## What is being asked
Gather up the lines with the word "оказываемых" in them.

## Source records
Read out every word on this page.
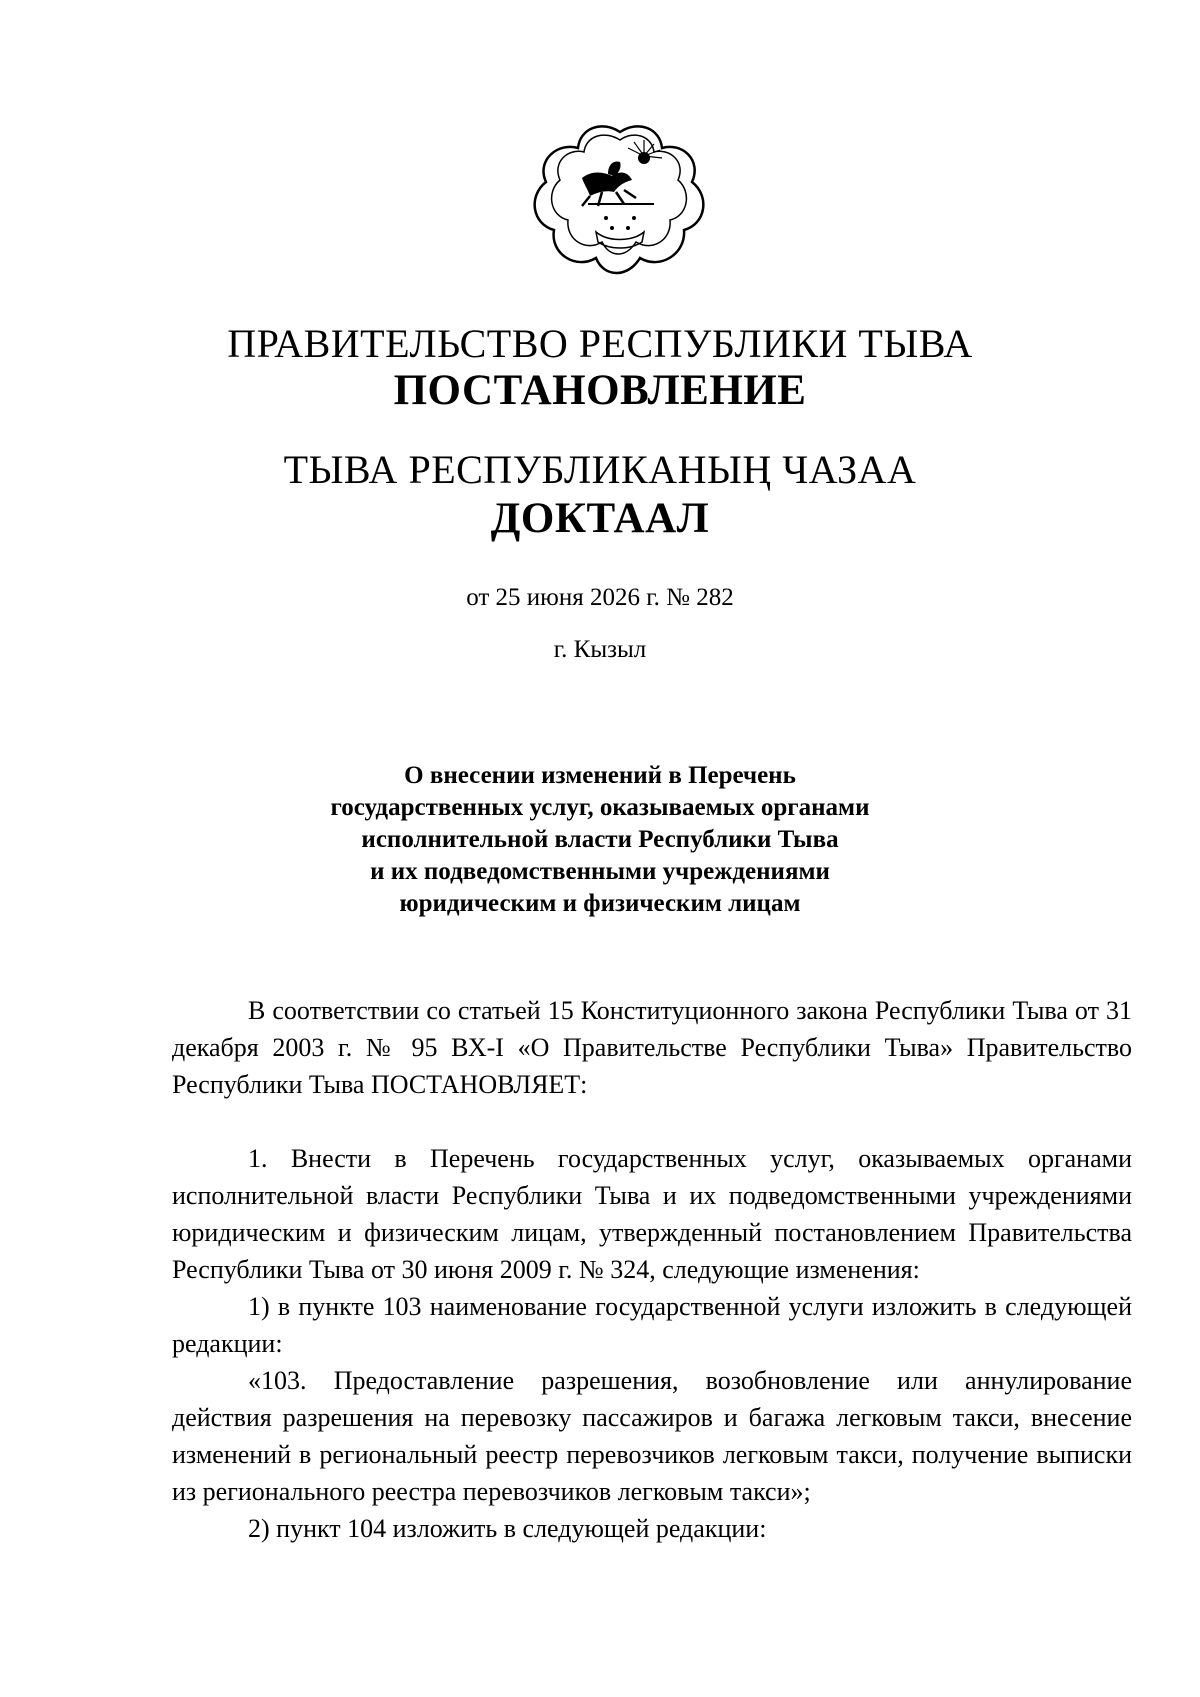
ПРАВИТЕЛЬСТВО РЕСПУБЛИКИ ТЫВА
ПОСТАНОВЛЕНИЕ
ТЫВА РЕСПУБЛИКАНЫҢ ЧАЗАА
ДОКТААЛ
от 25 июня 2026 г. № 282
г. Кызыл
О внесении изменений в Перечень
государственных услуг, оказываемых органами
исполнительной власти Республики Тыва
и их подведомственными учреждениями
юридическим и физическим лицам

В соответствии со статьей 15 Конституционного закона Республики Тыва от 31 декабря 2003 г. № 95 ВХ-I «О Правительстве Республики Тыва» Правительство Республики Тыва ПОСТАНОВЛЯЕТ:

1. Внести в Перечень государственных услуг, оказываемых органами исполнительной власти Республики Тыва и их подведомственными учреждениями юридическим и физическим лицам, утвержденный постановлением Правительства Республики Тыва от 30 июня 2009 г. № 324, следующие изменения:

1) в пункте 103 наименование государственной услуги изложить в следующей редакции:

«103. Предоставление разрешения, возобновление или аннулирование действия разрешения на перевозку пассажиров и багажа легковым такси, внесение изменений в региональный реестр перевозчиков легковым такси, получение выписки из регионального реестра перевозчиков легковым такси»;

2) пункт 104 изложить в следующей редакции:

## Expected output
государственных услуг, оказываемых органами
1. Внести в Перечень государственных услуг, оказываемых органами исполнительной власти Республики Тыва и их подведомственными учреждениями юридическим и физическим лицам, утвержденный постановлением Правительства Республики Тыва от 30 июня 2009 г. № 324, следующие изменения:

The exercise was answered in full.